Exercise goal ::
Transcribe the full listing below exactly.

Input material ::

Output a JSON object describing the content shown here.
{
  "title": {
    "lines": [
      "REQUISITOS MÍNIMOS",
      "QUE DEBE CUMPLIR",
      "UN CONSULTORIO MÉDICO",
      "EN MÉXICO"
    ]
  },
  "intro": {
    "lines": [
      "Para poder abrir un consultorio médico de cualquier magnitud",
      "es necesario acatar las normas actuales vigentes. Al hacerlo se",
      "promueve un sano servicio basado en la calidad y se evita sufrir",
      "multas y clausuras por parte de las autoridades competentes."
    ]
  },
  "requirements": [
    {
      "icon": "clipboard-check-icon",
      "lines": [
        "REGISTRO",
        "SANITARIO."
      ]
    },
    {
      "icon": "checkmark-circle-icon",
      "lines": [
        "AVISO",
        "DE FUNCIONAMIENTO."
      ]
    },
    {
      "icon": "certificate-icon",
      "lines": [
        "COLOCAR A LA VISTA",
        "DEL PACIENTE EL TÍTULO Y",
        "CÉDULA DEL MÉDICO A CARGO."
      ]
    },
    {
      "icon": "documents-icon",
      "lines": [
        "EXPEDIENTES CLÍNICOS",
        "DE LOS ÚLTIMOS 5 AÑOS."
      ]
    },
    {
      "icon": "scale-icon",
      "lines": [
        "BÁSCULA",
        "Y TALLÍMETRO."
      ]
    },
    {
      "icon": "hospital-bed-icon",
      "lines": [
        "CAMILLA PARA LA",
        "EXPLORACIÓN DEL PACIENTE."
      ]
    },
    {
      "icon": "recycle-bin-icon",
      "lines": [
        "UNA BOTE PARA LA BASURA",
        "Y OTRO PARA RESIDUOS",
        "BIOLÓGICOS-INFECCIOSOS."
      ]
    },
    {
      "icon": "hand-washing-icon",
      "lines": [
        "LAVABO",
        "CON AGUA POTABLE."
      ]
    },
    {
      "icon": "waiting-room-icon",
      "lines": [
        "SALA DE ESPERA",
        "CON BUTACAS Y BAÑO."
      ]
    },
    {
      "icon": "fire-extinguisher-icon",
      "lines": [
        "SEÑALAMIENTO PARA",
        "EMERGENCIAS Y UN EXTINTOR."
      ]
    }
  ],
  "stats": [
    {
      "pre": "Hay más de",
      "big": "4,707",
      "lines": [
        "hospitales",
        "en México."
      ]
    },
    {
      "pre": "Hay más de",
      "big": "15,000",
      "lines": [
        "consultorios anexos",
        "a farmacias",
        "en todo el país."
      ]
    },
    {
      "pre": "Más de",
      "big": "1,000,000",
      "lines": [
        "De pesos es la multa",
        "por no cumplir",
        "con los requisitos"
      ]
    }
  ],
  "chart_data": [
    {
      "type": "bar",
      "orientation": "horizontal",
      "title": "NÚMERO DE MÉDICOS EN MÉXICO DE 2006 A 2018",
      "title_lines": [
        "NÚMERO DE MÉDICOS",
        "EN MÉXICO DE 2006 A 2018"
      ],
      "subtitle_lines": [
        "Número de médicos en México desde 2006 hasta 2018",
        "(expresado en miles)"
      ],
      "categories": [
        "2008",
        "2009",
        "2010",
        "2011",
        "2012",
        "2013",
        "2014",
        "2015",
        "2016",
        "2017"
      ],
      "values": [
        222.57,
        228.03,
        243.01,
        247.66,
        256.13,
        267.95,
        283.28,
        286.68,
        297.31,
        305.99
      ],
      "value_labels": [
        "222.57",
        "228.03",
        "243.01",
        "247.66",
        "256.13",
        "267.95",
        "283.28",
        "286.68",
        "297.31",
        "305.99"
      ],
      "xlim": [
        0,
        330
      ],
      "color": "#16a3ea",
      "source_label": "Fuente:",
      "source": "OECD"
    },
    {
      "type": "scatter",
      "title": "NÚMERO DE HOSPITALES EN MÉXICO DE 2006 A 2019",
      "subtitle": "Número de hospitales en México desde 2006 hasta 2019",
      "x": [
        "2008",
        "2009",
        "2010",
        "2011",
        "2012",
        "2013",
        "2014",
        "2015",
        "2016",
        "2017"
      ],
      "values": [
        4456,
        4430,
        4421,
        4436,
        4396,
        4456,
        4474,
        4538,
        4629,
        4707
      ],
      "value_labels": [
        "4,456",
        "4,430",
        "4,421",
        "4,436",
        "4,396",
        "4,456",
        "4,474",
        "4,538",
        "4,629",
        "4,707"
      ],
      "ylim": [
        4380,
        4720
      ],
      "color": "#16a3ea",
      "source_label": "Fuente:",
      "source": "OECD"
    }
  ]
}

Response to the task ::
Output a JSON object describing the content shown here.
{
  "title": {
    "lines": [
      "REQUISITOS MÍNIMOS",
      "QUE DEBE CUMPLIR",
      "UN CONSULTORIO MÉDICO",
      "EN MÉXICO"
    ]
  },
  "intro": {
    "lines": [
      "Para poder abrir un consultorio médico de cualquier magnitud",
      "es necesario acatar las normas actuales vigentes. Al hacerlo se",
      "promueve un sano servicio basado en la calidad y se evita sufrir",
      "multas y clausuras por parte de las autoridades competentes."
    ]
  },
  "requirements": [
    {
      "icon": "clipboard-check-icon",
      "lines": [
        "REGISTRO",
        "SANITARIO."
      ]
    },
    {
      "icon": "checkmark-circle-icon",
      "lines": [
        "AVISO",
        "DE FUNCIONAMIENTO."
      ]
    },
    {
      "icon": "certificate-icon",
      "lines": [
        "COLOCAR A LA VISTA",
        "DEL PACIENTE EL TÍTULO Y",
        "CÉDULA DEL MÉDICO A CARGO."
      ]
    },
    {
      "icon": "documents-icon",
      "lines": [
        "EXPEDIENTES CLÍNICOS",
        "DE LOS ÚLTIMOS 5 AÑOS."
      ]
    },
    {
      "icon": "scale-icon",
      "lines": [
        "BÁSCULA",
        "Y TALLÍMETRO."
      ]
    },
    {
      "icon": "hospital-bed-icon",
      "lines": [
        "CAMILLA PARA LA",
        "EXPLORACIÓN DEL PACIENTE."
      ]
    },
    {
      "icon": "recycle-bin-icon",
      "lines": [
        "UNA BOTE PARA LA BASURA",
        "Y OTRO PARA RESIDUOS",
        "BIOLÓGICOS-INFECCIOSOS."
      ]
    },
    {
      "icon": "hand-washing-icon",
      "lines": [
        "LAVABO",
        "CON AGUA POTABLE."
      ]
    },
    {
      "icon": "waiting-room-icon",
      "lines": [
        "SALA DE ESPERA",
        "CON BUTACAS Y BAÑO."
      ]
    },
    {
      "icon": "fire-extinguisher-icon",
      "lines": [
        "SEÑALAMIENTO PARA",
        "EMERGENCIAS Y UN EXTINTOR."
      ]
    }
  ],
  "stats": [
    {
      "pre": "Hay más de",
      "big": "4,707",
      "lines": [
        "hospitales",
        "en México."
      ]
    },
    {
      "pre": "Hay más de",
      "big": "15,000",
      "lines": [
        "consultorios anexos",
        "a farmacias",
        "en todo el país."
      ]
    },
    {
      "pre": "Más de",
      "big": "1,000,000",
      "lines": [
        "De pesos es la multa",
        "por no cumplir",
        "con los requisitos"
      ]
    }
  ],
  "chart_data": [
    {
      "type": "bar",
      "orientation": "horizontal",
      "title": "NÚMERO DE MÉDICOS EN MÉXICO DE 2006 A 2018",
      "title_lines": [
        "NÚMERO DE MÉDICOS",
        "EN MÉXICO DE 2006 A 2018"
      ],
      "subtitle_lines": [
        "Número de médicos en México desde 2006 hasta 2018",
        "(expresado en miles)"
      ],
      "categories": [
        "2008",
        "2009",
        "2010",
        "2011",
        "2012",
        "2013",
        "2014",
        "2015",
        "2016",
        "2017"
      ],
      "values": [
        222.57,
        228.03,
        243.01,
        247.66,
        256.13,
        267.95,
        283.28,
        286.68,
        297.31,
        305.99
      ],
      "value_labels": [
        "222.57",
        "228.03",
        "243.01",
        "247.66",
        "256.13",
        "267.95",
        "283.28",
        "286.68",
        "297.31",
        "305.99"
      ],
      "xlim": [
        0,
        330
      ],
      "color": "#16a3ea",
      "source_label": "Fuente:",
      "source": "OECD"
    },
    {
      "type": "scatter",
      "title": "NÚMERO DE HOSPITALES EN MÉXICO DE 2006 A 2019",
      "subtitle": "Número de hospitales en México desde 2006 hasta 2019",
      "x": [
        "2008",
        "2009",
        "2010",
        "2011",
        "2012",
        "2013",
        "2014",
        "2015",
        "2016",
        "2017"
      ],
      "values": [
        4456,
        4430,
        4421,
        4436,
        4396,
        4456,
        4474,
        4538,
        4629,
        4707
      ],
      "value_labels": [
        "4,456",
        "4,430",
        "4,421",
        "4,436",
        "4,396",
        "4,456",
        "4,474",
        "4,538",
        "4,629",
        "4,707"
      ],
      "ylim": [
        4380,
        4720
      ],
      "color": "#16a3ea",
      "source_label": "Fuente:",
      "source": "OECD"
    }
  ]
}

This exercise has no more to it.